> MATERIAL FOR THE TASK:
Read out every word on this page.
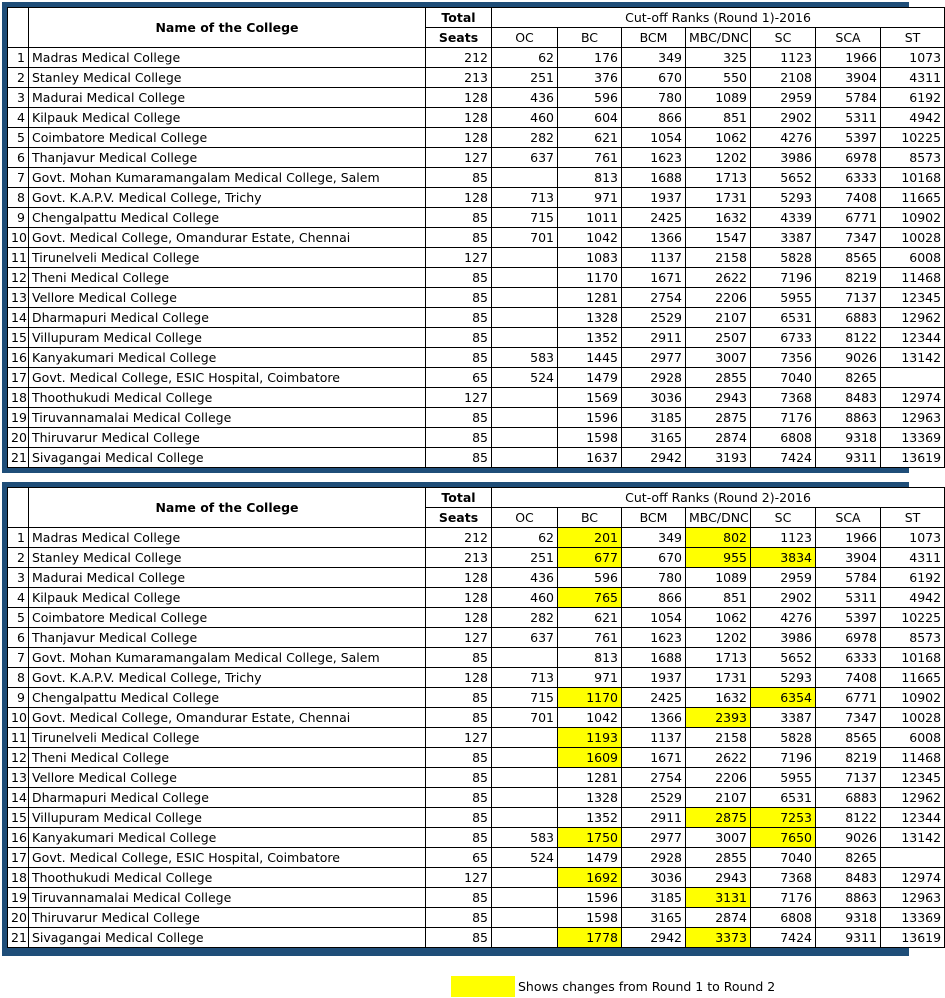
	Name of the College	Total	Cut-off Ranks (Round 1)-2016						
		Seats	OC	BC	BCM	MBC/DNC	SC	SCA	ST
1	Madras Medical College	212	62	176	349	325	1123	1966	1073
2	Stanley Medical College	213	251	376	670	550	2108	3904	4311
3	Madurai Medical College	128	436	596	780	1089	2959	5784	6192
4	Kilpauk Medical College	128	460	604	866	851	2902	5311	4942
5	Coimbatore Medical College	128	282	621	1054	1062	4276	5397	10225
6	Thanjavur Medical College	127	637	761	1623	1202	3986	6978	8573
7	Govt. Mohan Kumaramangalam Medical College, Salem	85		813	1688	1713	5652	6333	10168
8	Govt. K.A.P.V. Medical College, Trichy	128	713	971	1937	1731	5293	7408	11665
9	Chengalpattu Medical College	85	715	1011	2425	1632	4339	6771	10902
10	Govt. Medical College, Omandurar Estate, Chennai	85	701	1042	1366	1547	3387	7347	10028
11	Tirunelveli Medical College	127		1083	1137	2158	5828	8565	6008
12	Theni Medical College	85		1170	1671	2622	7196	8219	11468
13	Vellore Medical College	85		1281	2754	2206	5955	7137	12345
14	Dharmapuri Medical College	85		1328	2529	2107	6531	6883	12962
15	Villupuram Medical College	85		1352	2911	2507	6733	8122	12344
16	Kanyakumari Medical College	85	583	1445	2977	3007	7356	9026	13142
17	Govt. Medical College, ESIC Hospital, Coimbatore	65	524	1479	2928	2855	7040	8265	
18	Thoothukudi Medical College	127		1569	3036	2943	7368	8483	12974
19	Tiruvannamalai Medical College	85		1596	3185	2875	7176	8863	12963
20	Thiruvarur Medical College	85		1598	3165	2874	6808	9318	13369
21	Sivagangai Medical College	85		1637	2942	3193	7424	9311	13619
	Name of the College	Total	Cut-off Ranks (Round 2)-2016						
		Seats	OC	BC	BCM	MBC/DNC	SC	SCA	ST
1	Madras Medical College	212	62	201	349	802	1123	1966	1073
2	Stanley Medical College	213	251	677	670	955	3834	3904	4311
3	Madurai Medical College	128	436	596	780	1089	2959	5784	6192
4	Kilpauk Medical College	128	460	765	866	851	2902	5311	4942
5	Coimbatore Medical College	128	282	621	1054	1062	4276	5397	10225
6	Thanjavur Medical College	127	637	761	1623	1202	3986	6978	8573
7	Govt. Mohan Kumaramangalam Medical College, Salem	85		813	1688	1713	5652	6333	10168
8	Govt. K.A.P.V. Medical College, Trichy	128	713	971	1937	1731	5293	7408	11665
9	Chengalpattu Medical College	85	715	1170	2425	1632	6354	6771	10902
10	Govt. Medical College, Omandurar Estate, Chennai	85	701	1042	1366	2393	3387	7347	10028
11	Tirunelveli Medical College	127		1193	1137	2158	5828	8565	6008
12	Theni Medical College	85		1609	1671	2622	7196	8219	11468
13	Vellore Medical College	85		1281	2754	2206	5955	7137	12345
14	Dharmapuri Medical College	85		1328	2529	2107	6531	6883	12962
15	Villupuram Medical College	85		1352	2911	2875	7253	8122	12344
16	Kanyakumari Medical College	85	583	1750	2977	3007	7650	9026	13142
17	Govt. Medical College, ESIC Hospital, Coimbatore	65	524	1479	2928	2855	7040	8265	
18	Thoothukudi Medical College	127		1692	3036	2943	7368	8483	12974
19	Tiruvannamalai Medical College	85		1596	3185	3131	7176	8863	12963
20	Thiruvarur Medical College	85		1598	3165	2874	6808	9318	13369
21	Sivagangai Medical College	85		1778	2942	3373	7424	9311	13619
Shows changes from Round 1 to Round 2
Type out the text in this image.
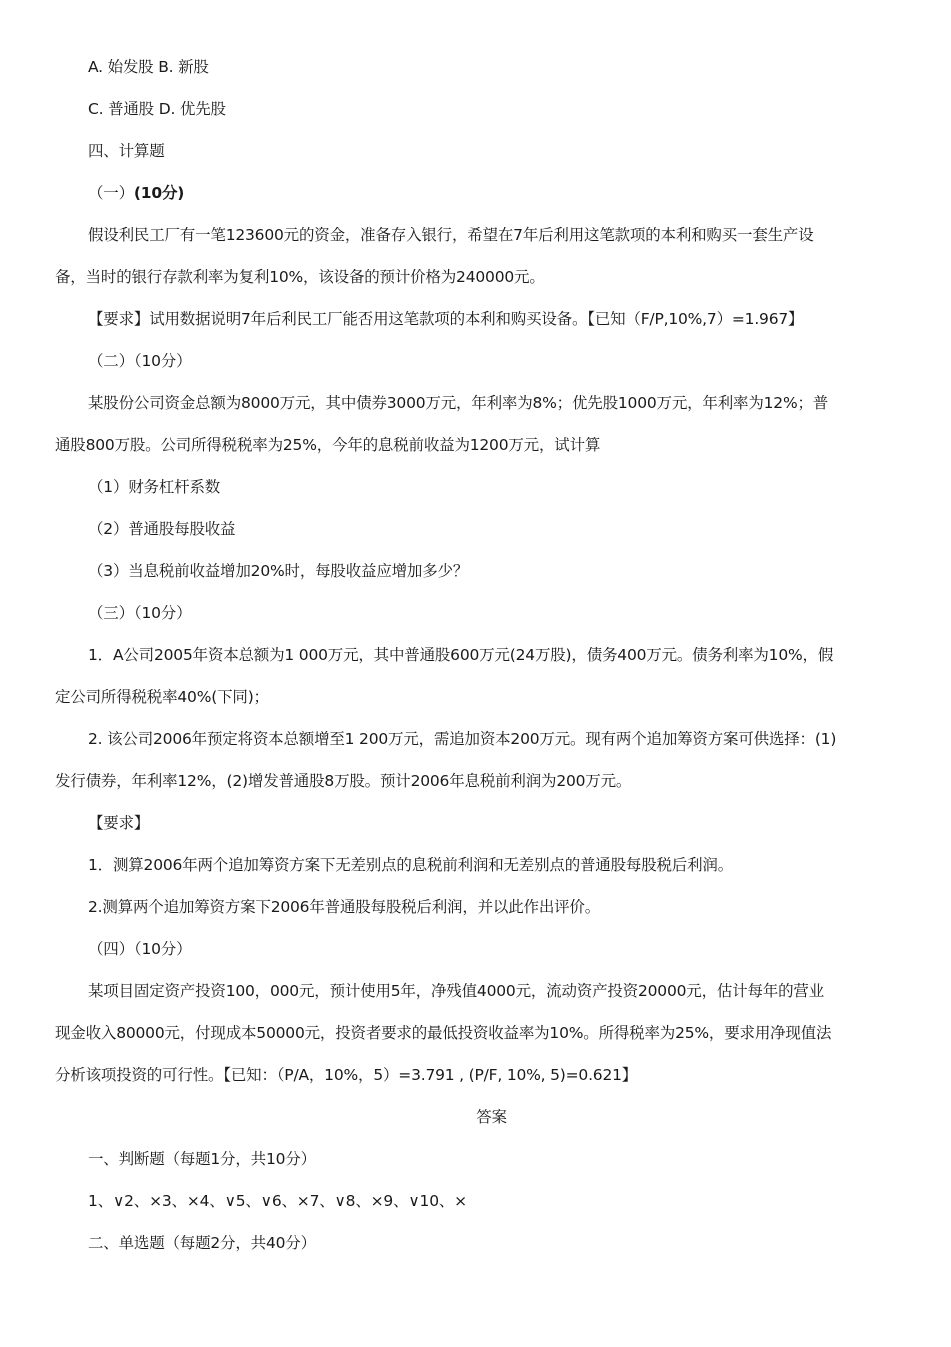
A. 始发股 B. 新股
C. 普通股 D. 优先股
四、计算题
（一）(10分)
假设利民工厂有一笔123600元的资金，准备存入银行，希望在7年后利用这笔款项的本利和购买一套生产设
备，当时的银行存款利率为复利10%，该设备的预计价格为240000元。
【要求】试用数据说明7年后利民工厂能否用这笔款项的本利和购买设备。【已知（F/P,10%,7）=1.967】
（二）（10分）
某股份公司资金总额为8000万元，其中债券3000万元，年利率为8%；优先股1000万元，年利率为12%；普
通股800万股。公司所得税税率为25%，今年的息税前收益为1200万元，试计算
（1）财务杠杆系数
（2）普通股每股收益
（3）当息税前收益增加20%时，每股收益应增加多少？
（三）（10分）
1．A公司2005年资本总额为1 000万元，其中普通股600万元(24万股)，债务400万元。债务利率为10%，假
定公司所得税税率40%(下同)；
2. 该公司2006年预定将资本总额增至1 200万元，需追加资本200万元。现有两个追加筹资方案可供选择：(1)
发行债券，年利率12%，(2)增发普通股8万股。预计2006年息税前利润为200万元。
【要求】
1．测算2006年两个追加筹资方案下无差别点的息税前利润和无差别点的普通股每股税后利润。
2.测算两个追加筹资方案下2006年普通股每股税后利润，并以此作出评价。
（四）（10分）
某项目固定资产投资100，000元，预计使用5年，净残值4000元，流动资产投资20000元，估计每年的营业
现金收入80000元，付现成本50000元，投资者要求的最低投资收益率为10%。所得税率为25%，要求用净现值法
分析该项投资的可行性。【已知：（P/A，10%，5）=3.791 , (P/F, 10%, 5)=0.621】
答案
一、判断题（每题1分，共10分）
1、∨2、×3、×4、∨5、∨6、×7、∨8、×9、∨10、×
二、单选题（每题2分，共40分）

> TO DO: Pull out every line holding "Theni" from the records above, and copy it.

> SOLUTION TO THE EXERCISE:
12	Theni Medical College	85		1170	1671	2622	7196	8219	11468
12	Theni Medical College	85		1609	1671	2622	7196	8219	11468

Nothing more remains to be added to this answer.